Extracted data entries
----

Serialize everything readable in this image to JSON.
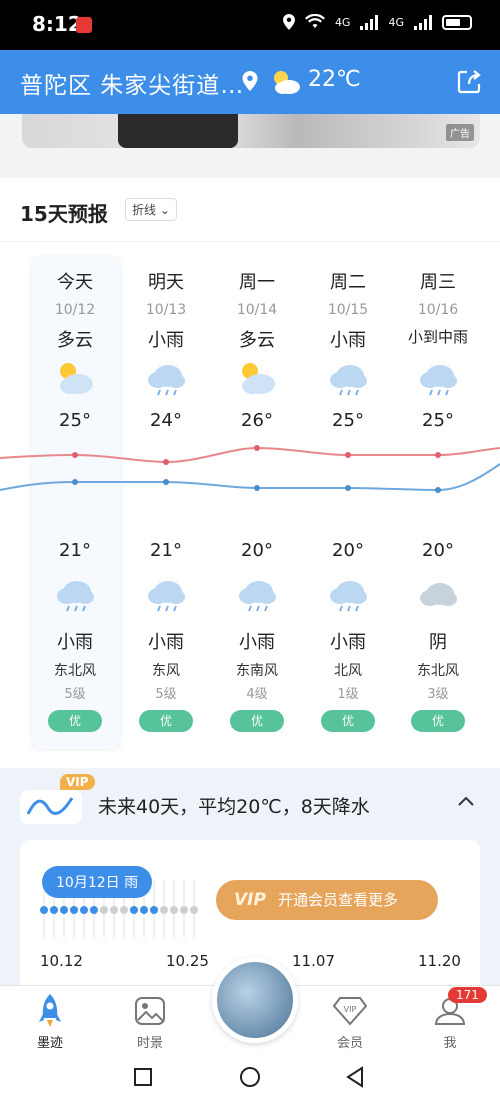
{
  "status_bar": {
    "time": "8:12",
    "network1": "4G",
    "network2": "4G"
  },
  "header": {
    "location": "普陀区 朱家尖街道…",
    "temperature": "22℃"
  },
  "ad": {
    "tag": "广告"
  },
  "forecast": {
    "title": "15天预报",
    "mode": "折线",
    "days": [
      {
        "name": "今天",
        "date": "10/12",
        "day_cond": "多云",
        "day_icon": "partly-cloudy-icon",
        "high": "25°",
        "low": "21°",
        "night_icon": "rain-cloud-icon",
        "night_cond": "小雨",
        "wind": "东北风",
        "wind_level": "5级",
        "aqi": "优"
      },
      {
        "name": "明天",
        "date": "10/13",
        "day_cond": "小雨",
        "day_icon": "rain-cloud-icon",
        "high": "24°",
        "low": "21°",
        "night_icon": "rain-cloud-icon",
        "night_cond": "小雨",
        "wind": "东风",
        "wind_level": "5级",
        "aqi": "优"
      },
      {
        "name": "周一",
        "date": "10/14",
        "day_cond": "多云",
        "day_icon": "partly-cloudy-icon",
        "high": "26°",
        "low": "20°",
        "night_icon": "rain-cloud-icon",
        "night_cond": "小雨",
        "wind": "东南风",
        "wind_level": "4级",
        "aqi": "优"
      },
      {
        "name": "周二",
        "date": "10/15",
        "day_cond": "小雨",
        "day_icon": "rain-cloud-icon",
        "high": "25°",
        "low": "20°",
        "night_icon": "rain-cloud-icon",
        "night_cond": "小雨",
        "wind": "北风",
        "wind_level": "1级",
        "aqi": "优"
      },
      {
        "name": "周三",
        "date": "10/16",
        "day_cond": "小到中雨",
        "day_icon": "rain-cloud-icon",
        "high": "25°",
        "low": "20°",
        "night_icon": "overcast-cloud-icon",
        "night_cond": "阴",
        "wind": "东北风",
        "wind_level": "3级",
        "aqi": "优"
      }
    ]
  },
  "forty_day": {
    "vip_badge": "VIP",
    "summary": "未来40天，平均20℃，8天降水",
    "date_chip": "10月12日 雨",
    "vip_mark": "VIP",
    "vip_button": "开通会员查看更多",
    "x_labels": [
      "10.12",
      "10.25",
      "11.07",
      "11.20"
    ]
  },
  "tabs": [
    {
      "label": "墨迹",
      "icon": "rocket-icon",
      "active": true
    },
    {
      "label": "时景",
      "icon": "picture-icon",
      "active": false
    },
    {
      "label": "会员",
      "icon": "vip-diamond-icon",
      "active": false
    },
    {
      "label": "我",
      "icon": "profile-icon",
      "active": false
    }
  ],
  "profile_badge": "171",
  "colors": {
    "header_blue": "#3d8ee8",
    "aqi_green": "#56c39a",
    "high_line": "#e8888c",
    "low_line": "#6fa8dc",
    "vip_gold": "#e6a55a"
  }
}
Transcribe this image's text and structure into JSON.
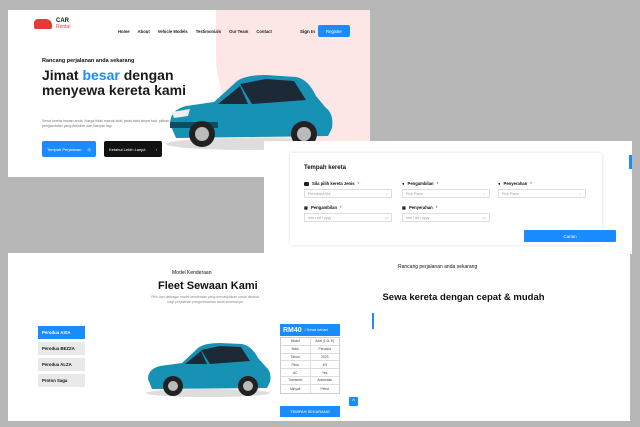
{
  "hero": {
    "logo_title": "CAR",
    "logo_subtitle": "Rental",
    "nav": [
      "Home",
      "About",
      "Vehicle Models",
      "Testimonials",
      "Our Team",
      "Contact"
    ],
    "signin_label": "Sign In",
    "register_label": "Register",
    "tagline": "Rancang perjalanan anda sekarang",
    "headline_1": "Jimat ",
    "headline_highlight": "besar",
    "headline_2": " dengan menyewa kereta kami",
    "description": "Sewa kereta impian anda. Harga tidak masuk akal, jarak batu tanpa had, pilihan pengambilan yang fleksibel dan banyak lagi.",
    "book_button": "Tempah Perjalanan",
    "more_button": "Ketahui Lebih Lanjut",
    "accent_color": "#1a8cff"
  },
  "booking": {
    "title": "Tempah kereta",
    "car_type_label": "Sila pilih kereta Jenis",
    "car_type_value": "Perodua AXIA",
    "pickup_label": "Pengambilan",
    "pickup_value": "Pick Place",
    "dropoff_label": "Penyerahan",
    "dropoff_value": "Pick Place",
    "pickup_date_label": "Pengambilan",
    "pickup_date_value": "mm / dd / yyyy",
    "dropoff_date_label": "Penyerahan",
    "dropoff_date_value": "mm / dd / yyyy",
    "search_label": "Carian",
    "required_mark": "*"
  },
  "fleet": {
    "subtitle": "Model Kenderaan",
    "title": "Fleet Sewaan Kami",
    "description": "Pilih dari pelbagai model kenderaan yang menakjubkan untuk dibawa bagi perjalanan pengembaraan anda seterusnya",
    "tabs": [
      "Perodua AXIA",
      "Perodua BEZZA",
      "Perodua ALZA",
      "Proton Saga"
    ],
    "price": "RM40",
    "price_unit": "/ Sewa sehari",
    "specs": [
      [
        "Model",
        "Axia (1.0L E)"
      ],
      [
        "Mark",
        "Perodua"
      ],
      [
        "Tahun",
        "2023"
      ],
      [
        "Pintu",
        "4/5"
      ],
      [
        "AC",
        "Yes"
      ],
      [
        "Transmisi",
        "Automatic"
      ],
      [
        "Minyak",
        "Petrol"
      ]
    ],
    "book_now": "TEMPAH SEKARANG",
    "scroll_top_icon": "^"
  },
  "plan": {
    "subtitle": "Rancang perjalanan anda sekarang",
    "title": "Sewa kereta dengan cepat & mudah"
  }
}
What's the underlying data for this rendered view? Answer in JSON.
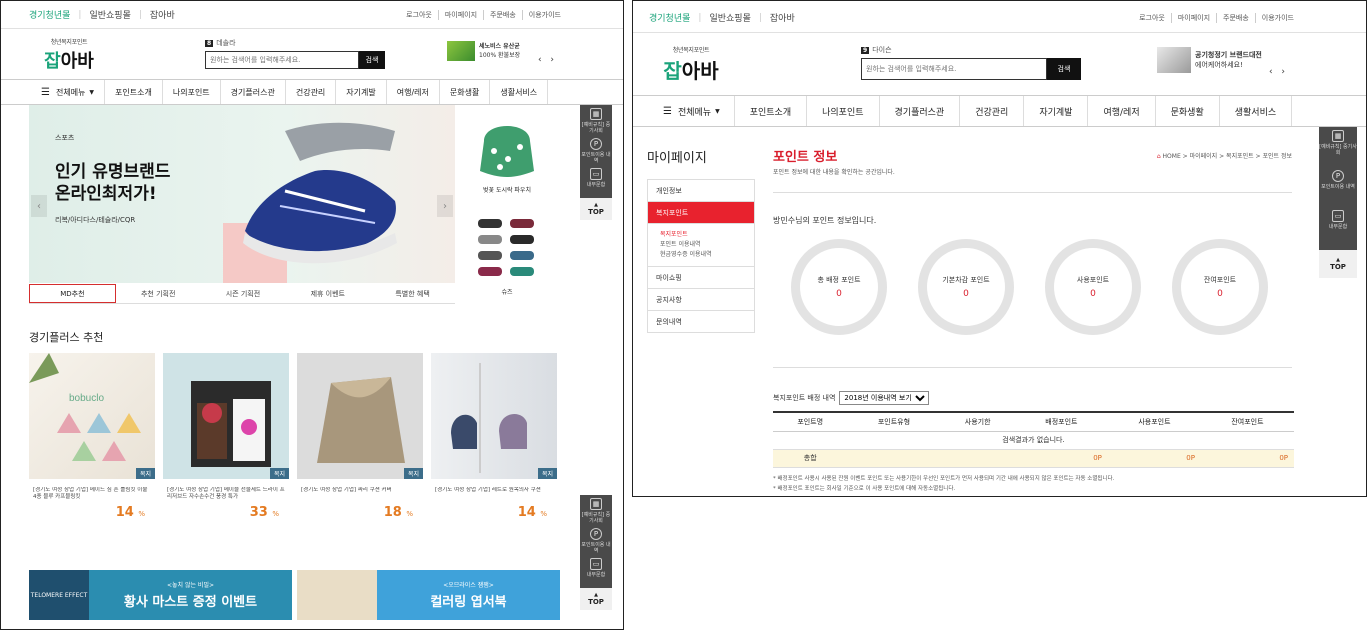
{
  "header": {
    "tabs": [
      "경기청년몰",
      "일반쇼핑몰",
      "잡아바"
    ],
    "util_links": [
      "로그아웃",
      "마이페이지",
      "주문배송",
      "이용가이드"
    ],
    "logo_small": "청년복지포인트",
    "logo_big_a": "잡",
    "logo_big_b": "아바",
    "search_hot_num_1": "8",
    "search_hot_text_1": "데솔라",
    "search_hot_num_2": "9",
    "search_hot_text_2": "다이슨",
    "search_placeholder": "원하는 검색어를 입력해주세요.",
    "search_button": "검색",
    "promo_1_line1": "세노비스 유산균",
    "promo_1_line2": "100% 환불보장",
    "promo_2_line1": "공기청정기 브랜드대전",
    "promo_2_line2": "에어케어하세요!",
    "promo_arrows": "‹ ›"
  },
  "gnb": {
    "all_menu": "전체메뉴",
    "items": [
      "포인트소개",
      "나의포인트",
      "경기플러스관",
      "건강관리",
      "자기계발",
      "여행/레저",
      "문화생활",
      "생활서비스"
    ]
  },
  "quick": {
    "item1": "[예비규칙] 중기사회",
    "item2": "포인트이용 내역",
    "item3": "내무문합",
    "top": "TOP"
  },
  "banner": {
    "category": "스포츠",
    "headline_1": "인기 유명브랜드",
    "headline_2": "온라인최저가!",
    "brands": "리복/아디다스/테슬라/CQR",
    "side_1_caption": "벚꽃 도시락 파우치",
    "side_2_caption": "슈즈",
    "tabs": [
      "MD추천",
      "추천 기획전",
      "시즌 기획전",
      "제휴 이벤트",
      "특별한 혜택"
    ]
  },
  "recommend": {
    "title": "경기플러스 추천",
    "products": [
      {
        "tag": "복지",
        "name": "[경기도 여성 창업 기업] 메이드 심 흔 틀림킷 이불 4종 블루 카프블링킷",
        "pct": "14",
        "unit": "%"
      },
      {
        "tag": "복지",
        "name": "[경기도 여성 창업 기업] 메이블 선물세트 드라이 프리저브드 자수손수건 풍경 특가",
        "pct": "33",
        "unit": "%"
      },
      {
        "tag": "복지",
        "name": "[경기도 여성 창업 기업] 싸리 쿠션 커버",
        "pct": "18",
        "unit": "%"
      },
      {
        "tag": "복지",
        "name": "[경기도 여성 창업 기업] 레트로 원목의자 쿠션",
        "pct": "14",
        "unit": "%"
      }
    ]
  },
  "events": [
    {
      "small": "TELOMERE EFFECT",
      "t1": "<놓치 않는 비밀>",
      "t2": "황사 마스트 증정 이벤트"
    },
    {
      "t1": "<오므라이스 잼잼>",
      "t2": "컬러링 엽서북"
    }
  ],
  "mypage": {
    "lnb_title": "마이페이지",
    "lnb": {
      "info": "개인정보",
      "welfare": "복지포인트",
      "subs": [
        "복지포인트",
        "포인트 이용내역",
        "현금영수증 이용내역"
      ],
      "myshop": "마이쇼핑",
      "notice": "공지사항",
      "inquiry": "문의내역"
    },
    "title": "포인트 정보",
    "desc": "포인트 정보에 대한 내용을 확인하는 공간입니다.",
    "crumb_home": "HOME",
    "crumb": "> 마이페이지 > 복지포인트 > 포인트 정보",
    "greet": "방민수님의 포인트 정보입니다.",
    "circles": [
      {
        "label": "총 배정 포인트",
        "value": "0"
      },
      {
        "label": "기본차감 포인트",
        "value": "0"
      },
      {
        "label": "사용포인트",
        "value": "0"
      },
      {
        "label": "잔여포인트",
        "value": "0"
      }
    ],
    "history_label": "복지포인트 배정 내역",
    "history_select": "2018년 이용내역 보기",
    "table": {
      "headers": [
        "포인트명",
        "포인트유형",
        "사용기한",
        "배정포인트",
        "사용포인트",
        "잔여포인트"
      ],
      "empty": "검색결과가 없습니다.",
      "sum_label": "총합",
      "sum_values": [
        "0P",
        "0P",
        "0P"
      ]
    },
    "notes": [
      "* 배정포인트 사용시 사용된 잔원 이벤트 포인트 또는 사용기한이 우선인 포인트가 먼저 사용되며 기간 내에 사용되지 않은 포인트는 자동 소멸됩니다.",
      "* 배정포인트 포인트는 회사일 기준으로 이 사용 포인트에 대해 자동소멸됩니다."
    ]
  },
  "colors": {
    "accent_red": "#e8222e",
    "green": "#1aa37a",
    "orange": "#e47b22"
  }
}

----

Given request
Spot every line that holds "this" and copy it.

Task solution
Serialize everything readable in this image to JSON.
Transcribe this image's text and structure into JSON.
What's the underlying data for this rendered view? Answer in JSON.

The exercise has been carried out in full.